Problems -
(1) Condense the paragraph beginning "The pay model will be designed" in the piece on the New York Times paywall into a short list that keeps its main facts.
(2) Carry on the piece about the New York Times paywall and bloggers' links from the point where it stops.

Reading passage -

With all the talk of future paywalls to view online articles from newspapers, bloggers are worried that many of the free links they provide to readers may be doomed to extinction.
Peter Kafka of All Things Digital, part of the Wall Street Journal Digital Network, writes:
Will the paywall the New York Times is building scare away the paper’s natural allies—bloggers who like to link to the site?
Wait a minute! Do bloggers function as “natural allies” of the mainstream media, or are we their harshest critics? Leaving that aside for the moment, bloggers will be heartened by this e-mail that NY Times spokeswoman Stacy Green sent to Kafka in response to his query:
Once the pay model is implemented next year, the majority of our readers will be unaffected when using the site and will continue to have the same experience they have always had. Readers will only be prompted to pay after reaching a certain reading limit.
The pay model will be designed so readers that are referred from third party sites such as blogs will be able to access that content without hitting their limit [emphasis added], enabling NYTimes.com to continue being a part of the open[?!?] web. We have not yet set the reading limit and we will communicate that once we have made the decision.

Raw data -
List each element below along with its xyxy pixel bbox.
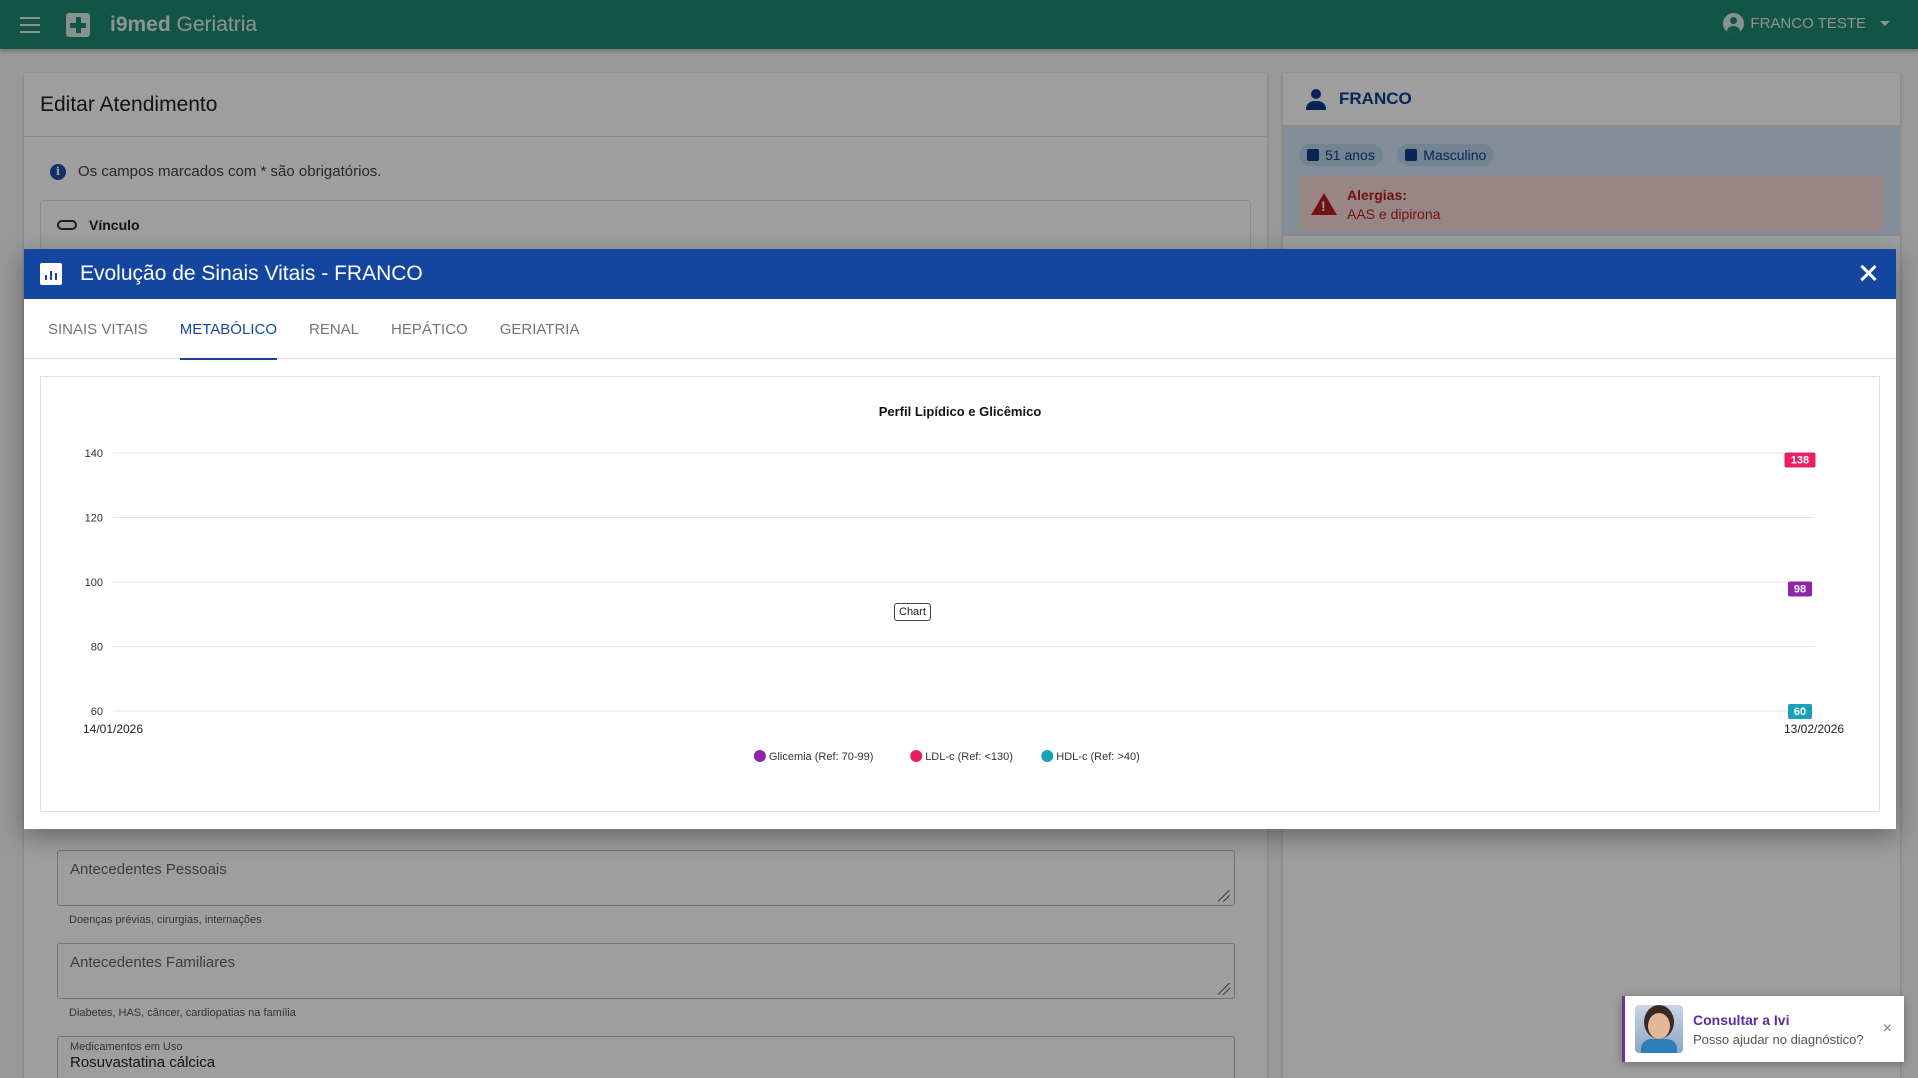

Task-by-task answers -
(1)
- Readers sent to the site from third-party sites such as blogs will be able to read that content without hitting their limit.
- This lets NYTimes.com remain part of the open web.
- The reading limit has not yet been set.
- The Times will announce the limit once it has decided.

(2)
What’s not clear from this is whether the bloggers themselves will hit the paywall after accessing a (still unannounced) number of articles per month, with the intention of passing the links on to readers. CultureGrrl, as a subscriber to the dead-tree version of the Gray Lady, will, I believe, continue to have free online access. (Or maybe they’ll erect a special paywall just for me!)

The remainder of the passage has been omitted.